__PROBLEM TO WORK ON__. Extract all lines that hold the string "JSON".

__MATERIAL TO PROCESS__.

[BEGIN]

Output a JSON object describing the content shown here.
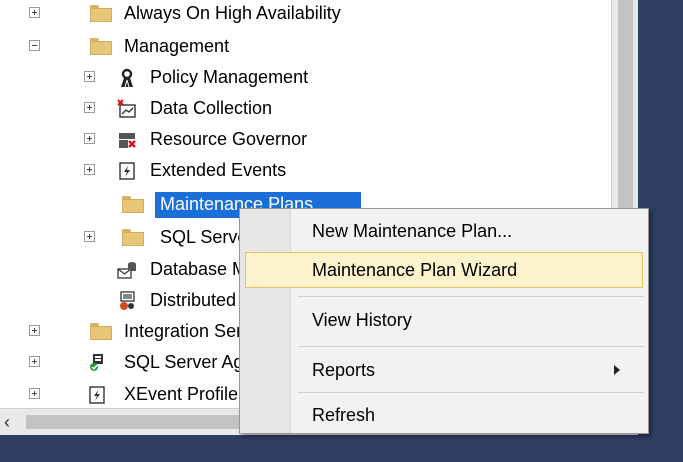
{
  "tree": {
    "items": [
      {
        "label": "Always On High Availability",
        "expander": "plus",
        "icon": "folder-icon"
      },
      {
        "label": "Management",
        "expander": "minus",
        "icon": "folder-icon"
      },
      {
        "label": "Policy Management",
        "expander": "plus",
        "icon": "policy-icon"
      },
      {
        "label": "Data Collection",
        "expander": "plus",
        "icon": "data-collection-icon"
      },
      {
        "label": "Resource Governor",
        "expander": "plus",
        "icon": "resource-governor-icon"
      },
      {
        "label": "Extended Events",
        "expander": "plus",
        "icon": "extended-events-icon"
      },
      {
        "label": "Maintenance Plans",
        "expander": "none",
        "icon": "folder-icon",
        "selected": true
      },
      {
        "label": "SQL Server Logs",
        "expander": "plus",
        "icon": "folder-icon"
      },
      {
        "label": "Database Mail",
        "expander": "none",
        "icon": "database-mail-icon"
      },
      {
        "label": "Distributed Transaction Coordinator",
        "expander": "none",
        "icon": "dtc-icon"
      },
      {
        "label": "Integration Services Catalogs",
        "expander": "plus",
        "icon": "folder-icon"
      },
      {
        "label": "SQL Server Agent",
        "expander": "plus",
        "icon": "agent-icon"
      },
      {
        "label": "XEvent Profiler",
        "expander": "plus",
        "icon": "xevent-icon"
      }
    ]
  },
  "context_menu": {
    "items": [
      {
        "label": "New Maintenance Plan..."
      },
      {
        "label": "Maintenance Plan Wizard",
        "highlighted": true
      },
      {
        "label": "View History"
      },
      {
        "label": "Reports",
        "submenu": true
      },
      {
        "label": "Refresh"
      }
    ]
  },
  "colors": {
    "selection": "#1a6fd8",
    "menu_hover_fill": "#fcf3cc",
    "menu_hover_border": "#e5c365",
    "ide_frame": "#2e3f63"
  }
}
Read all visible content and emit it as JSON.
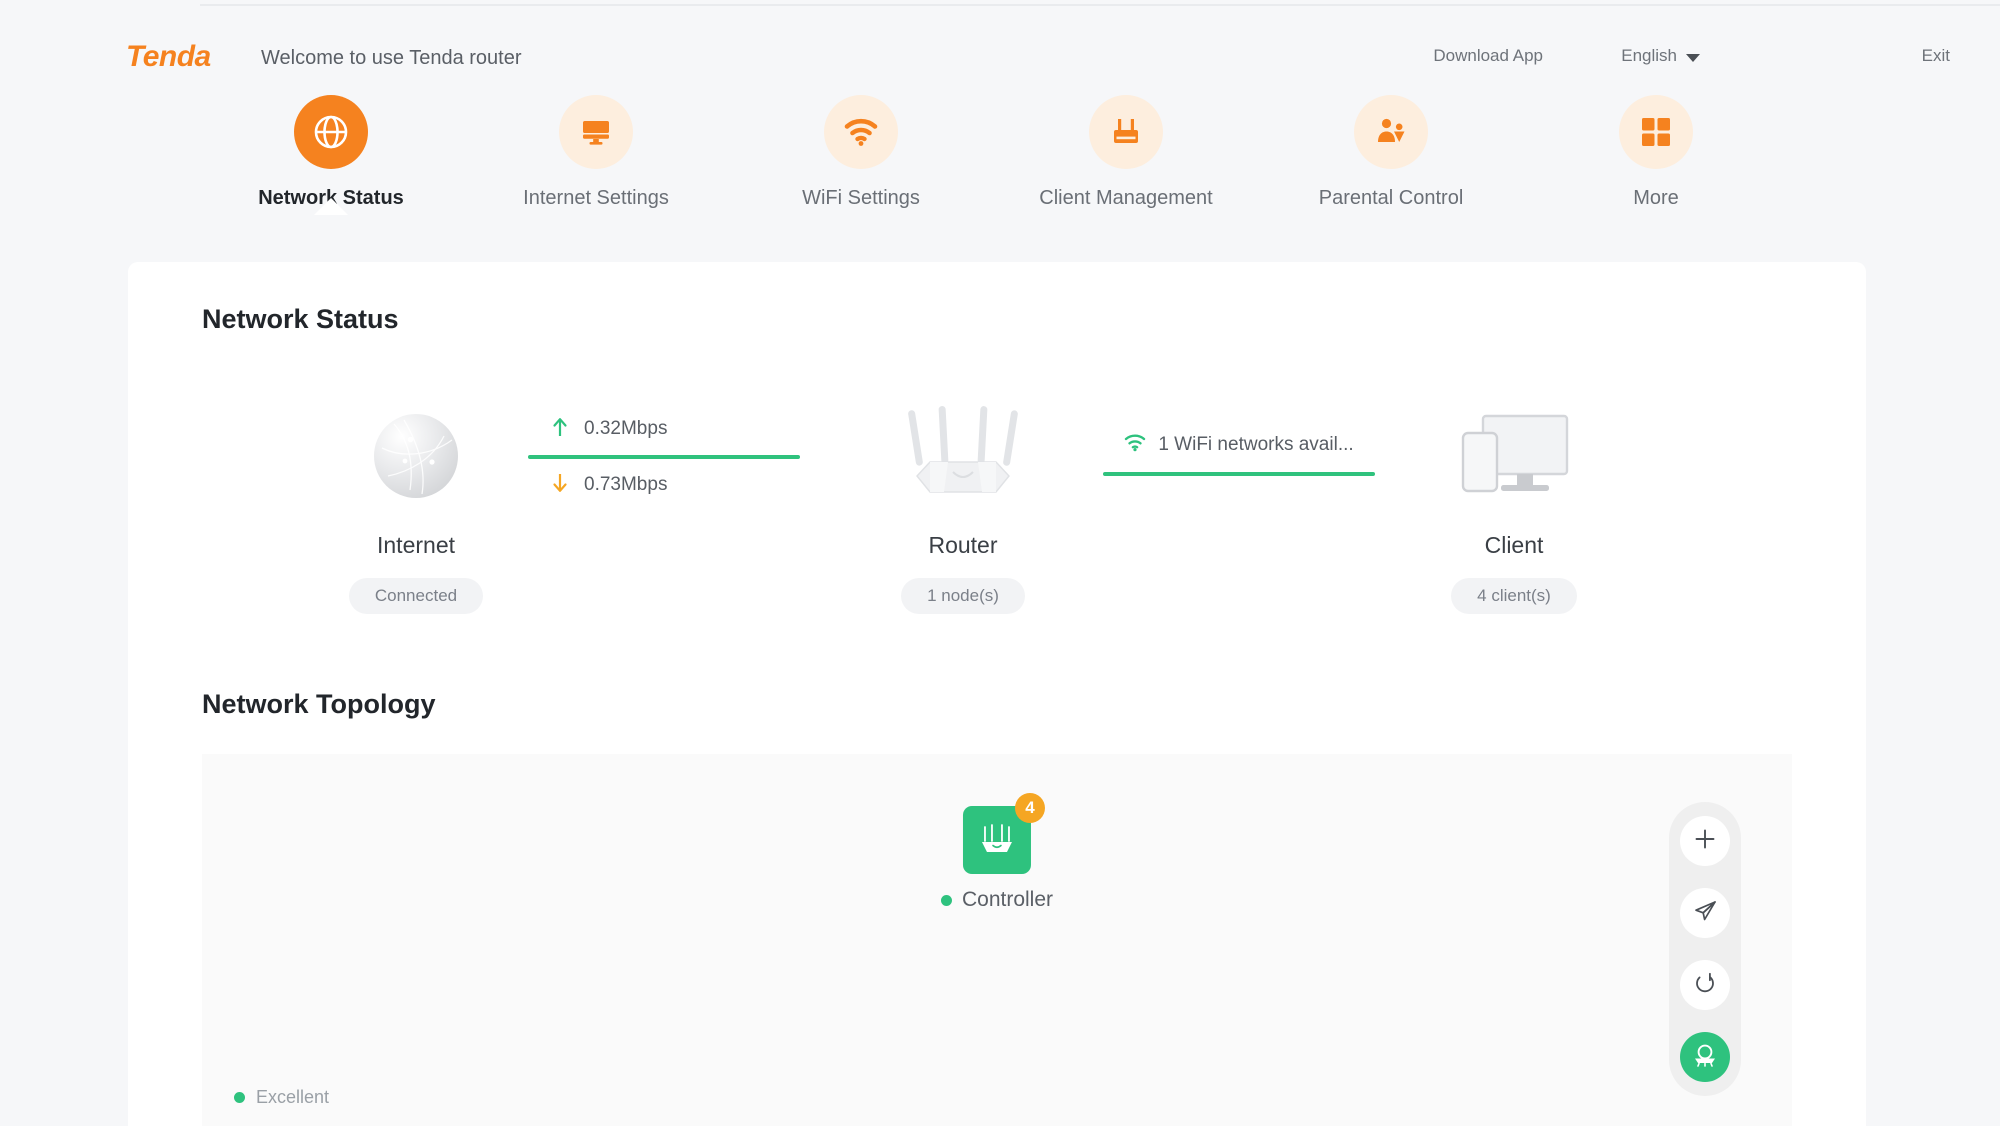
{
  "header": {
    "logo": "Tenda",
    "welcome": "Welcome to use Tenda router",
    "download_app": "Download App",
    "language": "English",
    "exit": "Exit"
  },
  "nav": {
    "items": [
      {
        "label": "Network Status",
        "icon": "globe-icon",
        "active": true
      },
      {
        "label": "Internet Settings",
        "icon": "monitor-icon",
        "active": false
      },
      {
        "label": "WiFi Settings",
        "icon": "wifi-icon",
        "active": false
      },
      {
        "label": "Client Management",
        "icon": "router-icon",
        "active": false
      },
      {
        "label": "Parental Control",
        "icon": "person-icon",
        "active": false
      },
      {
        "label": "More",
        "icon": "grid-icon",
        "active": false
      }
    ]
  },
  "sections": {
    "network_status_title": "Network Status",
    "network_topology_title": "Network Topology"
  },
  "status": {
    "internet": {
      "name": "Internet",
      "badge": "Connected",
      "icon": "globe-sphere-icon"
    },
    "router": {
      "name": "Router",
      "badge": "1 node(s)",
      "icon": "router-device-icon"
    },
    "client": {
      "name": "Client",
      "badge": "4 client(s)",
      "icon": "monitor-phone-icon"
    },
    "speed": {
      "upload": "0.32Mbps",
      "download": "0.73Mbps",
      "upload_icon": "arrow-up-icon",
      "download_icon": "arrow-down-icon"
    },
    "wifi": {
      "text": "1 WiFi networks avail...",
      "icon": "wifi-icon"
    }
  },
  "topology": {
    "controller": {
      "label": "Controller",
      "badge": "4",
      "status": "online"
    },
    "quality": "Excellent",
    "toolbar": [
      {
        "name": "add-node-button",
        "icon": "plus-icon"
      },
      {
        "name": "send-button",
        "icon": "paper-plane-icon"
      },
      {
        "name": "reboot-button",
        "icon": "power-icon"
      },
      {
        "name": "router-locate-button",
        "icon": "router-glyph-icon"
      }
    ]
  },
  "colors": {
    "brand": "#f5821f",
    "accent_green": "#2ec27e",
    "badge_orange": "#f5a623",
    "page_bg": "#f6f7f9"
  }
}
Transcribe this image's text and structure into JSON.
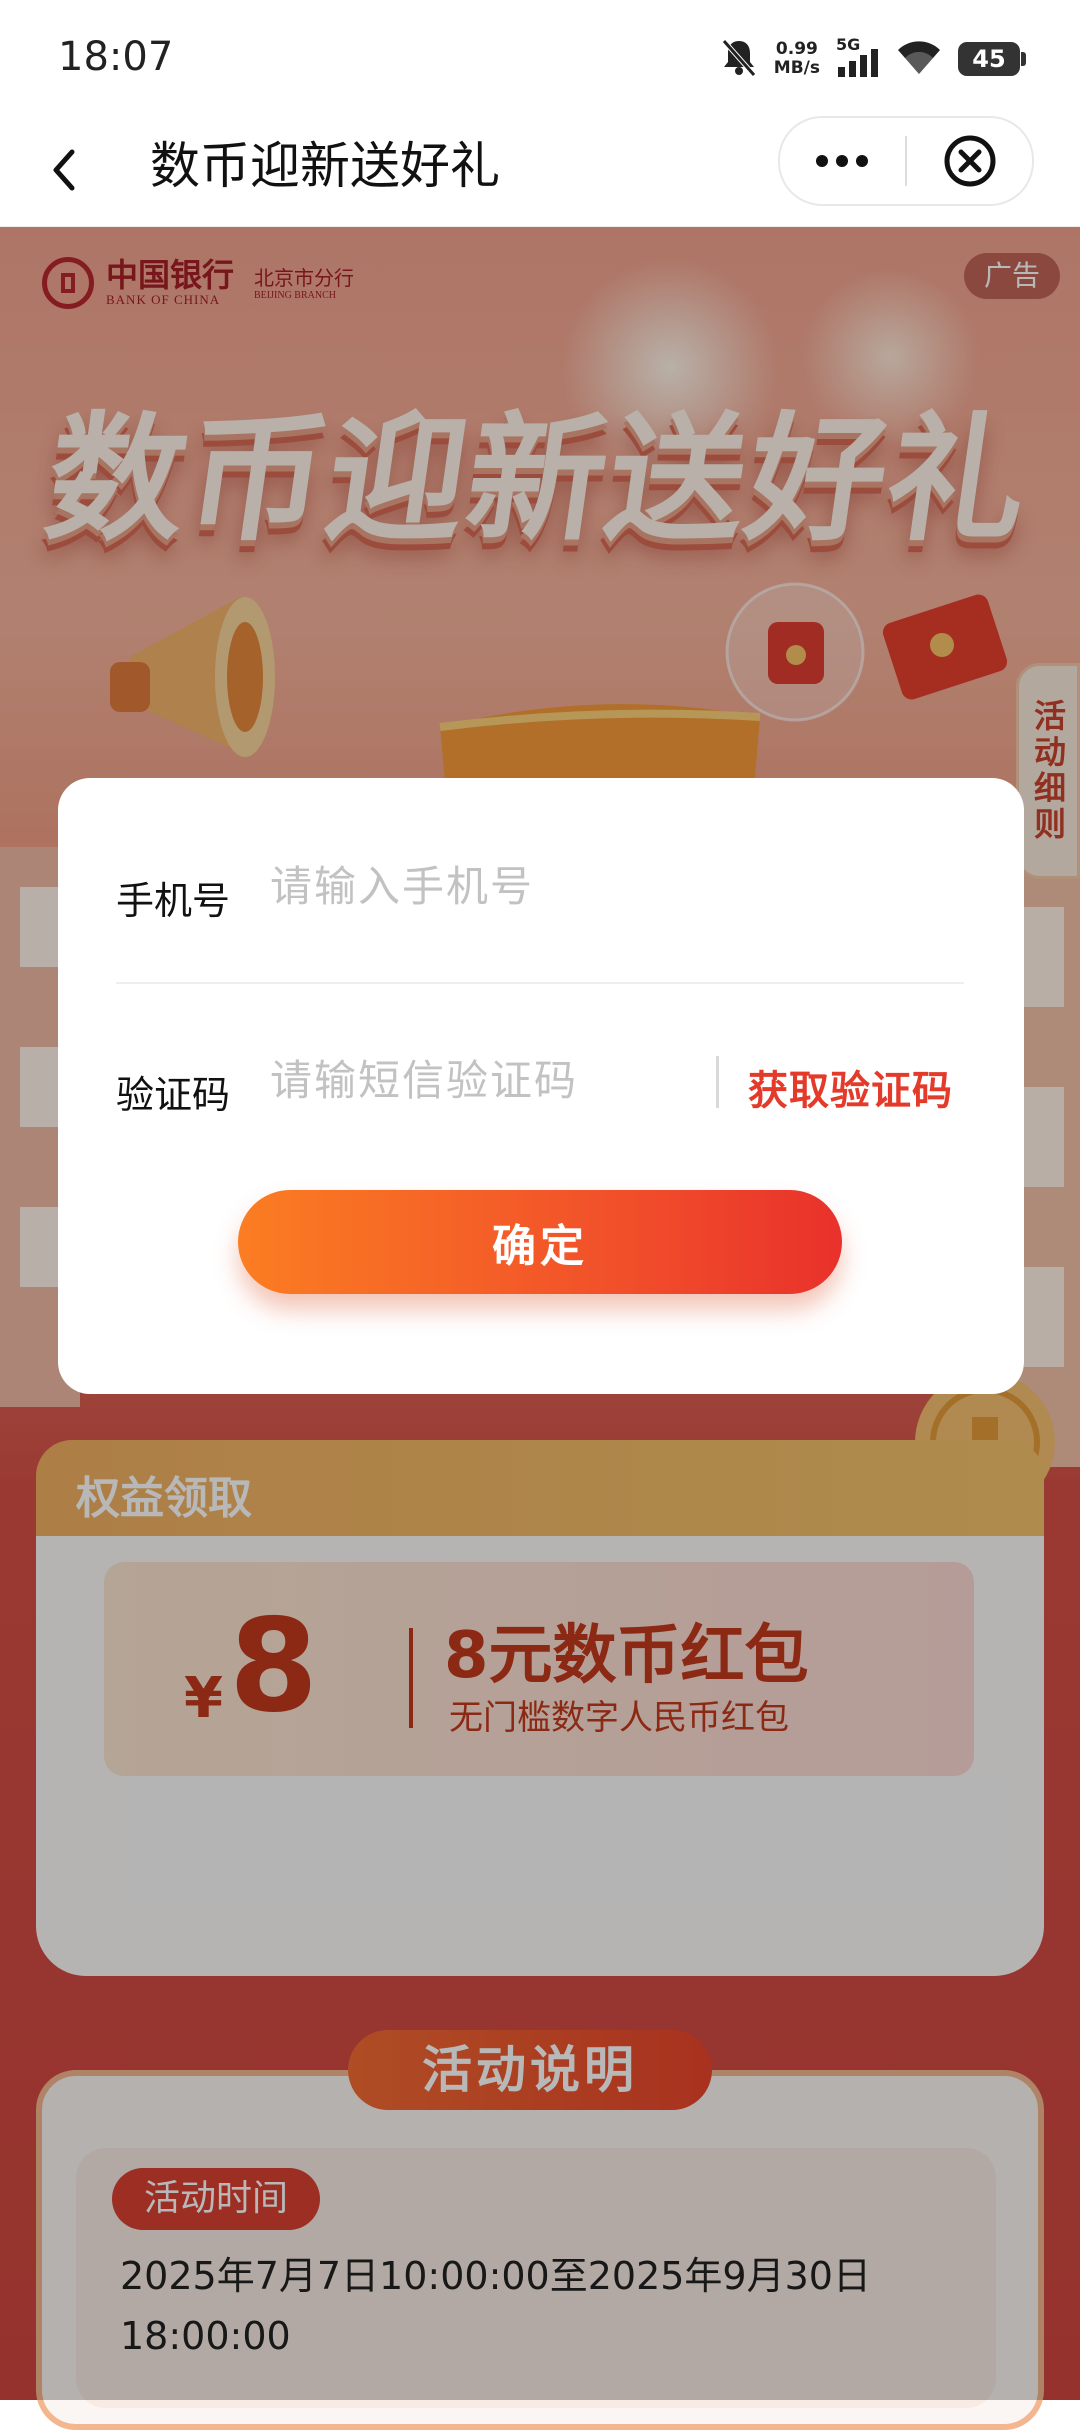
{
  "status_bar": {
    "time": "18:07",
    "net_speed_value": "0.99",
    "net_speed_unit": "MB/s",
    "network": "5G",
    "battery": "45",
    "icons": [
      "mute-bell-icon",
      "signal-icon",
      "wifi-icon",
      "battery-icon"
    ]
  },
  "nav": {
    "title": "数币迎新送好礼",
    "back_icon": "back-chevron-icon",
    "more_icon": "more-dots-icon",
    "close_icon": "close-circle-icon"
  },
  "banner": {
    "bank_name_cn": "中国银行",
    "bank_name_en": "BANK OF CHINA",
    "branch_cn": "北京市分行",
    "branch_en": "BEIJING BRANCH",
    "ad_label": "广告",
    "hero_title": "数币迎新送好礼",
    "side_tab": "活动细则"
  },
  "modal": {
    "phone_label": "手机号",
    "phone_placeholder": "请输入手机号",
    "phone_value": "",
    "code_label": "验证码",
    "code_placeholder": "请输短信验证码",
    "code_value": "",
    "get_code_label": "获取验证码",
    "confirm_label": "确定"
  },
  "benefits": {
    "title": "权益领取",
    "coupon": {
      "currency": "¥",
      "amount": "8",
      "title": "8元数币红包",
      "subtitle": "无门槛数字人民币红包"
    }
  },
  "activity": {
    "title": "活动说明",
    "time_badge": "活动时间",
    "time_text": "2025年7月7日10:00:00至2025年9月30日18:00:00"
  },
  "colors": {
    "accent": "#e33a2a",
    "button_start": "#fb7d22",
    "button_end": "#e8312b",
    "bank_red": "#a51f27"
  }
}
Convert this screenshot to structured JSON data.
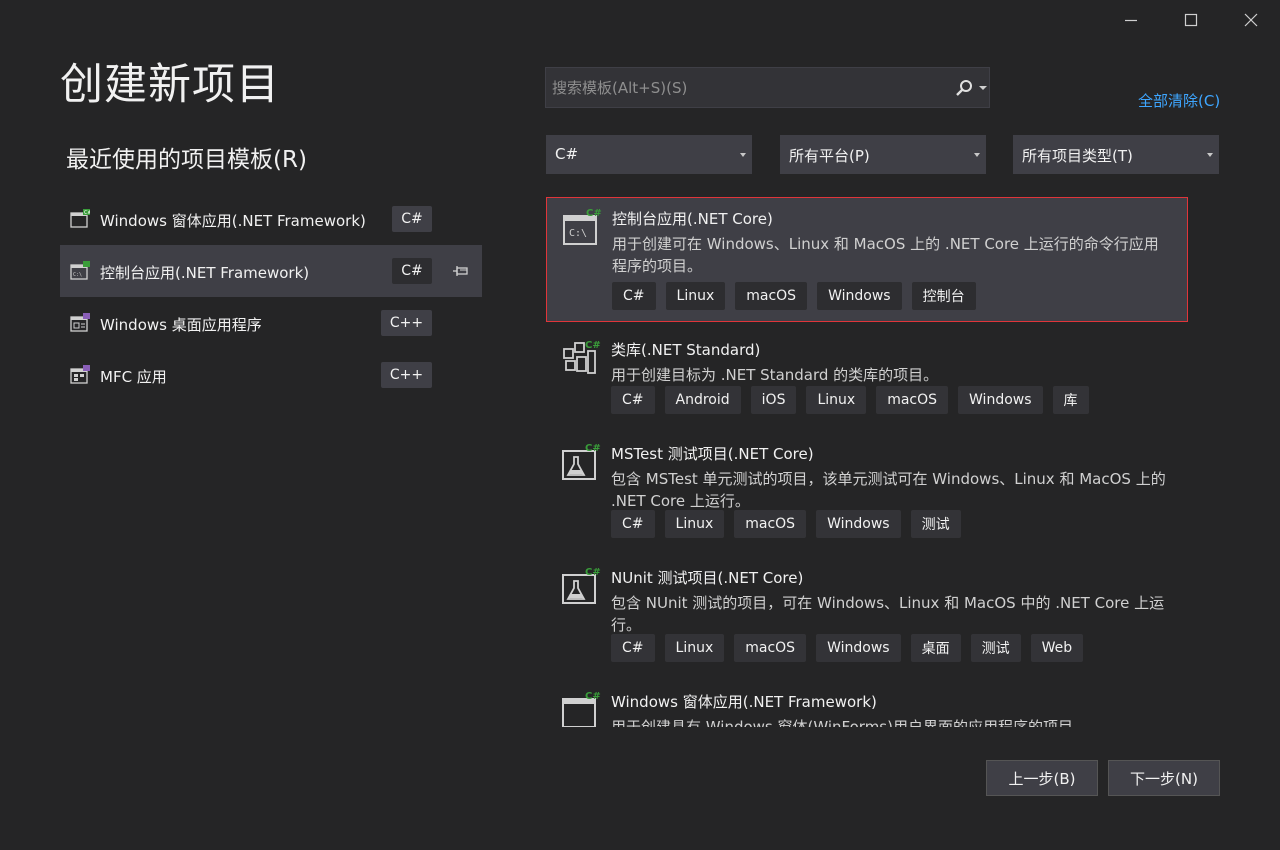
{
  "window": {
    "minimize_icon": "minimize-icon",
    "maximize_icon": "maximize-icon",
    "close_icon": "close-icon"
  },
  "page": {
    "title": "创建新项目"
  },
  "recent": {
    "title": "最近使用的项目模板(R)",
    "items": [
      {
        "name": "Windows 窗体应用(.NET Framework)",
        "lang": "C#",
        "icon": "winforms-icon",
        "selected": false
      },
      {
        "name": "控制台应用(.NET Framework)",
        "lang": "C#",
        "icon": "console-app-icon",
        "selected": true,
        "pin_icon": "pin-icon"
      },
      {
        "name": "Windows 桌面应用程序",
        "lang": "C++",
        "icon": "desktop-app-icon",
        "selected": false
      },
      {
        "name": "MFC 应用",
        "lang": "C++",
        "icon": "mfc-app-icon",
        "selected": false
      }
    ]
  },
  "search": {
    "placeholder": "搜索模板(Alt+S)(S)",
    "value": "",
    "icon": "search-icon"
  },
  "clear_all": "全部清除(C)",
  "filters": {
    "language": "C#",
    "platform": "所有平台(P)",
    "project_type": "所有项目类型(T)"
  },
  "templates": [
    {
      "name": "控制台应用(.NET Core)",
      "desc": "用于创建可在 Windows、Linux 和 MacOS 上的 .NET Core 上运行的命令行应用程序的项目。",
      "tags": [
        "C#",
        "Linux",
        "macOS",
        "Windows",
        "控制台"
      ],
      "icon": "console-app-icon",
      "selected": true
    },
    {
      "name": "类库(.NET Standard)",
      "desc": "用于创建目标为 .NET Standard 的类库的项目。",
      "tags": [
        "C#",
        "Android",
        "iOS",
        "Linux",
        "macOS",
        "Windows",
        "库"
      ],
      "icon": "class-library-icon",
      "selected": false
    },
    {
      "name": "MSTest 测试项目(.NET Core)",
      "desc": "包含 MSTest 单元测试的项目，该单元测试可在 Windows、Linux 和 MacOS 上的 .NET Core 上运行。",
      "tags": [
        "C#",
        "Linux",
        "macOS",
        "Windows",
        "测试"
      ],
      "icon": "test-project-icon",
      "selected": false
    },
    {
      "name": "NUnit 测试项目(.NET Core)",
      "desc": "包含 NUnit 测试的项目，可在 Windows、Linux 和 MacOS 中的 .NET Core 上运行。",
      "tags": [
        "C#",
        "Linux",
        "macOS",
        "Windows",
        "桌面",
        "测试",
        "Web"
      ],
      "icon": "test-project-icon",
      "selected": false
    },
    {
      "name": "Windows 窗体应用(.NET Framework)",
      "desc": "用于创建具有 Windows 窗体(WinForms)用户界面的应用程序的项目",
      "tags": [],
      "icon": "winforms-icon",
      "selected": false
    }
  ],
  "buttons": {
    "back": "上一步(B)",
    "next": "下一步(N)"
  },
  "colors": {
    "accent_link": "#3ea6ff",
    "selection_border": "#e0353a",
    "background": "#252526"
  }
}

[END]

__EXPECTED ANSWER__.
Output a JSON object describing the content shown here.
Read all visible content and emit it as JSON.
Transcribe this image's text and structure into JSON.
Convert this screenshot to structured JSON data.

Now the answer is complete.